___ Records shown

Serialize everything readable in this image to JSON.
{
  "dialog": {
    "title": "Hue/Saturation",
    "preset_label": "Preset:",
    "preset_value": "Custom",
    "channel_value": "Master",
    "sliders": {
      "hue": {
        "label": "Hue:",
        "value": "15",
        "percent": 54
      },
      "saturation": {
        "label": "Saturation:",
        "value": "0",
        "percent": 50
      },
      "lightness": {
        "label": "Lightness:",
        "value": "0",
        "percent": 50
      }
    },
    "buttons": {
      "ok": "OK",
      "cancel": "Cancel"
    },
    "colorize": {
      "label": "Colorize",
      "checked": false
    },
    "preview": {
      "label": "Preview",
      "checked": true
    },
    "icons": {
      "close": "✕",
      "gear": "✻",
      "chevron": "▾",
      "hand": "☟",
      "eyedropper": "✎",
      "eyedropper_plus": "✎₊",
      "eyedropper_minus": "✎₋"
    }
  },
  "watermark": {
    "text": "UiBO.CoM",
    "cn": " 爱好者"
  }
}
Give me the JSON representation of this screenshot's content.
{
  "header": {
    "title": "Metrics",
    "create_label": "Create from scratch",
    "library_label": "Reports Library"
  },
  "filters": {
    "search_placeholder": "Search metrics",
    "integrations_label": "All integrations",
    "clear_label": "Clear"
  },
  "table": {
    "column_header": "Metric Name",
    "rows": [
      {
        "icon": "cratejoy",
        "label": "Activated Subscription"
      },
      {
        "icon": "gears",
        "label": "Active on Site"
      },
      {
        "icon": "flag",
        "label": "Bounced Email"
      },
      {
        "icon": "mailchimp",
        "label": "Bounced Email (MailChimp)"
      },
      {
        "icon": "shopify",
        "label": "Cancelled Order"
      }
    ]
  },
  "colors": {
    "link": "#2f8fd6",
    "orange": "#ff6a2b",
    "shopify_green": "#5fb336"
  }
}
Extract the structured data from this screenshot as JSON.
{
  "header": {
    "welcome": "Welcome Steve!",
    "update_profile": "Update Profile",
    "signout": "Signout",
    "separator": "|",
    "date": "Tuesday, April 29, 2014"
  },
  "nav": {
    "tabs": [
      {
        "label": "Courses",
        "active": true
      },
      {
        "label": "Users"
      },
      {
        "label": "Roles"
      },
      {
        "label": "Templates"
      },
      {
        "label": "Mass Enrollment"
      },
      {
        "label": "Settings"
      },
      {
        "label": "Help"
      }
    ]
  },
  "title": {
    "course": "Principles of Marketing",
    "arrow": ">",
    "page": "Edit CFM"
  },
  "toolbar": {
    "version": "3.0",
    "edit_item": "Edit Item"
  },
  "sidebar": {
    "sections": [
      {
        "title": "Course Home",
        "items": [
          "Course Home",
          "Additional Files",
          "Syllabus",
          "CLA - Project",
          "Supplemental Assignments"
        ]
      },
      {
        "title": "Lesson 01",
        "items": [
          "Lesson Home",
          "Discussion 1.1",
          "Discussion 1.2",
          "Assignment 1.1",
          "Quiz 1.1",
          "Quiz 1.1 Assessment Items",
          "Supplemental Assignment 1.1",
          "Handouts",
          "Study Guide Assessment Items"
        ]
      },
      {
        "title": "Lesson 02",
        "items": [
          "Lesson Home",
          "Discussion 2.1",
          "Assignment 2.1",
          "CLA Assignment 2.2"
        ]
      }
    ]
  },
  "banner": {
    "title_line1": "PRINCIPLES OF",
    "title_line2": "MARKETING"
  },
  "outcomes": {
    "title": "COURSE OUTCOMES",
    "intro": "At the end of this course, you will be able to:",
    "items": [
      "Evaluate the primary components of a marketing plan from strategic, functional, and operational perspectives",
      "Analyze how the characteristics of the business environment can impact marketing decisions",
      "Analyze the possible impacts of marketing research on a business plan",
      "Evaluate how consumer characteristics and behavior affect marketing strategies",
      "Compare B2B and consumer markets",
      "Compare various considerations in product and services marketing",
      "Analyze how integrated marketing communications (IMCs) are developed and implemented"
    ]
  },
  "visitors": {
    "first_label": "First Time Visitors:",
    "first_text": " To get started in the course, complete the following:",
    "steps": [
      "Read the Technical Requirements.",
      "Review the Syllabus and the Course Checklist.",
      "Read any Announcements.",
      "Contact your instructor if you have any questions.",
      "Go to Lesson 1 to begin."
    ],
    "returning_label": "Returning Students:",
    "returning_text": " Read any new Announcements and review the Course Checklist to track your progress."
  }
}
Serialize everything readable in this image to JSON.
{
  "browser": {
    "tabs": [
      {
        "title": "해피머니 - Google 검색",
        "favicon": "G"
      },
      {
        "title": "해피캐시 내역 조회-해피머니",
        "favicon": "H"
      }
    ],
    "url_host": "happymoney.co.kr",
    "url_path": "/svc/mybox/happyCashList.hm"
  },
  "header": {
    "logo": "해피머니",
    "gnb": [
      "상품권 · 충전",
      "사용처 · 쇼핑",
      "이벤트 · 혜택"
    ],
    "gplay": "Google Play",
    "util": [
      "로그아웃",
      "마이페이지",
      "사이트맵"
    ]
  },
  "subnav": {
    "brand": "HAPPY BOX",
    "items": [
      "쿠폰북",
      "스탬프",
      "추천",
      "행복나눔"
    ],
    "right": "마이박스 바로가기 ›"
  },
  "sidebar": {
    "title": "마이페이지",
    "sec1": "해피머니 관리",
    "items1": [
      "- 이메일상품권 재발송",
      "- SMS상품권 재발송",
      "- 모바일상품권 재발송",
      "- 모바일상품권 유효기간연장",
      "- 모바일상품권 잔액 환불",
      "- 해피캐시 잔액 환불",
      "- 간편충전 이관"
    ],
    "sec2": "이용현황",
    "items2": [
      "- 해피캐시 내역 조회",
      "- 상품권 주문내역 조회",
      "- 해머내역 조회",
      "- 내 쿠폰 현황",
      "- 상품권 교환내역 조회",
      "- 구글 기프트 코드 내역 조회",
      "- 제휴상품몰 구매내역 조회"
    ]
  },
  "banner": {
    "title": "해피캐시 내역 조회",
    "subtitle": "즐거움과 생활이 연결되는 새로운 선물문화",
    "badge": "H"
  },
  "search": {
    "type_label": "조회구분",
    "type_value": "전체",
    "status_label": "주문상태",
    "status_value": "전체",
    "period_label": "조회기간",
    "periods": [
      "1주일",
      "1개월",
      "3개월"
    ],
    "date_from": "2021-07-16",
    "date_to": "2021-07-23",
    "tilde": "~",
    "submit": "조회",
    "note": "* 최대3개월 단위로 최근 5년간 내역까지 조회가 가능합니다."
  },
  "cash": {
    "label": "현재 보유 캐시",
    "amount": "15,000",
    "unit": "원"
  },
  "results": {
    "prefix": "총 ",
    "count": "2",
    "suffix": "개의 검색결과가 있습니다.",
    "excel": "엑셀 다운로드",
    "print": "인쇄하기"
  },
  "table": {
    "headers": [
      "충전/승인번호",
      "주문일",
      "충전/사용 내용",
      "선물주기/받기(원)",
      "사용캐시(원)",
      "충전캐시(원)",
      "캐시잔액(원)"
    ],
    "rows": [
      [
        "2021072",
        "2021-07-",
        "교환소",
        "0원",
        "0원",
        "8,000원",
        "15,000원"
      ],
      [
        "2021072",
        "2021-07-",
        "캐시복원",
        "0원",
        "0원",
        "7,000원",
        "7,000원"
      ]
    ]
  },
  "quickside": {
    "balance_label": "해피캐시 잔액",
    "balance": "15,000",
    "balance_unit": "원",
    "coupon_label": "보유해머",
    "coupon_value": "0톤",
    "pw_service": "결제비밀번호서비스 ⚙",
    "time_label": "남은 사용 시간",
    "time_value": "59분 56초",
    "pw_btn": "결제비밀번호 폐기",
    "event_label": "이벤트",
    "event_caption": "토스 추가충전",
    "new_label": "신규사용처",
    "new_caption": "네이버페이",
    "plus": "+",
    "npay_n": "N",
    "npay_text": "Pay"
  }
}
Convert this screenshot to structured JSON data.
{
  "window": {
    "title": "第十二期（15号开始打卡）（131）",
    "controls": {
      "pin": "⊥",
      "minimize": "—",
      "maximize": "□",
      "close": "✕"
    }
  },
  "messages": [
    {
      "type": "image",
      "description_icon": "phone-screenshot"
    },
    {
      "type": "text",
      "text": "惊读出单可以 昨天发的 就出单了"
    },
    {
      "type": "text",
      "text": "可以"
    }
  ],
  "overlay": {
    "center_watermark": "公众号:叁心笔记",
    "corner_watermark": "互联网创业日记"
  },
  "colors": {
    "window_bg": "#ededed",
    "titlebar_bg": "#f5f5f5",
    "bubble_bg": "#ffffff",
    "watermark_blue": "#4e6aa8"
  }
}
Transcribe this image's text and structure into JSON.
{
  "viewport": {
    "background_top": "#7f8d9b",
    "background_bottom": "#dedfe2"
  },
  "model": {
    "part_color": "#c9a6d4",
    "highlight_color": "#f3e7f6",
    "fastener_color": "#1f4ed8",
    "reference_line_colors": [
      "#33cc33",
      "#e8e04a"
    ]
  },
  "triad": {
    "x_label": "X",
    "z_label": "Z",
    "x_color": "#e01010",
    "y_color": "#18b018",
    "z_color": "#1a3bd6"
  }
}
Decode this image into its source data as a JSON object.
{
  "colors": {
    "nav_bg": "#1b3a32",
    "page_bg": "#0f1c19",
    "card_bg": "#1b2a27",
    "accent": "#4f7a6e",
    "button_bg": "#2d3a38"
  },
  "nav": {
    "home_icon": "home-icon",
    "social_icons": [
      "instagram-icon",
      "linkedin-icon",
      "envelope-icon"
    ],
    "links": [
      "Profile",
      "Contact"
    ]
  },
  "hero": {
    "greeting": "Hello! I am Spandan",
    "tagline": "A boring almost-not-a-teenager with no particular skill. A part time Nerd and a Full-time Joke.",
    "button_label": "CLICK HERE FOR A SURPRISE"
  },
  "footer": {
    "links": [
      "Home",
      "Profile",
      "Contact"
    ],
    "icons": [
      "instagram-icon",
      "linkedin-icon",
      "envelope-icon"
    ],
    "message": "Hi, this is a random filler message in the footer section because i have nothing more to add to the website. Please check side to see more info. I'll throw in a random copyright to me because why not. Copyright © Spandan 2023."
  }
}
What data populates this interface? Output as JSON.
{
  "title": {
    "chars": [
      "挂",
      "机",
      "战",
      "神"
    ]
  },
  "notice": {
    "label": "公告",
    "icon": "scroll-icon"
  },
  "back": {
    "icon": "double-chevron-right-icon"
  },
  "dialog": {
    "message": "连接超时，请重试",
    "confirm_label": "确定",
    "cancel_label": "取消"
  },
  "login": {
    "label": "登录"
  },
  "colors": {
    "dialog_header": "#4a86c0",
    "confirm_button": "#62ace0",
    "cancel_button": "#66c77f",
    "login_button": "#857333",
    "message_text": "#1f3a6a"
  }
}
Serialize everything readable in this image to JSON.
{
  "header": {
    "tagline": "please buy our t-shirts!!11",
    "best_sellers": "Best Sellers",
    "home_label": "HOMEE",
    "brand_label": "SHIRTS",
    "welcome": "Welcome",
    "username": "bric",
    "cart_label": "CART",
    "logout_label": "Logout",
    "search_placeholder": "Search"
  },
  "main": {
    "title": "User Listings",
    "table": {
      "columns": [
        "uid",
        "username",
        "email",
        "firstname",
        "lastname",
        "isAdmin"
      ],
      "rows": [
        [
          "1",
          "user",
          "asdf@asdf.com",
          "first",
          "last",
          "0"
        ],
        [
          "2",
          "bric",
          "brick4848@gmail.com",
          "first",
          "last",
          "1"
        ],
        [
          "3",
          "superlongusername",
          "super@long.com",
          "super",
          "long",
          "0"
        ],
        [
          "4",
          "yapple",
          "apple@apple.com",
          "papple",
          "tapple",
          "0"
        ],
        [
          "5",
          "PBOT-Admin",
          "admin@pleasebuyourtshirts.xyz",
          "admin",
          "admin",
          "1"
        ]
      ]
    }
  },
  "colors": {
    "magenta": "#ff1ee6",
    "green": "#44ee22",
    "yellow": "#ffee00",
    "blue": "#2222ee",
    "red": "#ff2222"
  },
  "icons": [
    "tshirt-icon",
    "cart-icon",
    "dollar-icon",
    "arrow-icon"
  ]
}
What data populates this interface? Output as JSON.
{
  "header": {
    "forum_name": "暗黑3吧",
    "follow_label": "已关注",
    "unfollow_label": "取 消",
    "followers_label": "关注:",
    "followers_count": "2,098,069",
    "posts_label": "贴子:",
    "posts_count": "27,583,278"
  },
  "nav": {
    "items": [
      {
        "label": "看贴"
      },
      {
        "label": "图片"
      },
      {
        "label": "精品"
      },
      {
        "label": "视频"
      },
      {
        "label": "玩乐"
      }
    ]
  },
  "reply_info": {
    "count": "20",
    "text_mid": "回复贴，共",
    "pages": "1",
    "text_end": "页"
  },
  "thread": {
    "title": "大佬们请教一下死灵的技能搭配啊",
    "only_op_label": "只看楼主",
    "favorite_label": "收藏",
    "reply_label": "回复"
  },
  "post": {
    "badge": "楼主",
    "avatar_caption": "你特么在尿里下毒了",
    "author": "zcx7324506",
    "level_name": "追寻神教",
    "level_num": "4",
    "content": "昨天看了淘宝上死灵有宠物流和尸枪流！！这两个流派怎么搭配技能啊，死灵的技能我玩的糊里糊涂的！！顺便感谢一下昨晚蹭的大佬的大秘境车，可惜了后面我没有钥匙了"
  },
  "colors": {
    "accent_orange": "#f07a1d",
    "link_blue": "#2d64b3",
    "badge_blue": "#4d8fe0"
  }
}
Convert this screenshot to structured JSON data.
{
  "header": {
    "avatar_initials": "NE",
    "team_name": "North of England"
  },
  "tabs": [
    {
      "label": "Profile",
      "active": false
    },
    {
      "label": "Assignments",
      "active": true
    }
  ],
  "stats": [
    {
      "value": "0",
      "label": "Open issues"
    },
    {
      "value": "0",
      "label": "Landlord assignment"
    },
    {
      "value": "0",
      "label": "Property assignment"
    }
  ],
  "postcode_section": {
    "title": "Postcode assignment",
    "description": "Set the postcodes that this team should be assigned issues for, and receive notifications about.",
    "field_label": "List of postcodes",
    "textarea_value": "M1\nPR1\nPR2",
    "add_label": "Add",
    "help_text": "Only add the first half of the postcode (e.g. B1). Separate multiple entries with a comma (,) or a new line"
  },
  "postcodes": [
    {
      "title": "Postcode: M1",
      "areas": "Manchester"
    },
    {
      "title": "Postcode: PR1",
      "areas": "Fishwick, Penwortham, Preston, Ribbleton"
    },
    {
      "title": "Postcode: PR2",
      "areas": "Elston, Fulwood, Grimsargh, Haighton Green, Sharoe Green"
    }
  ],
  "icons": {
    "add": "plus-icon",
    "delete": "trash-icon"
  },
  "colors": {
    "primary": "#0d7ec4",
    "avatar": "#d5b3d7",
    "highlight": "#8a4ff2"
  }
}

______

### Your goal
Extract every line of the records above that contains the word "Evaluate".

### Complete output
      "Evaluate the primary components of a marketing plan from strategic, functional, and operational perspectives",
      "Evaluate how consumer characteristics and behavior affect marketing strategies",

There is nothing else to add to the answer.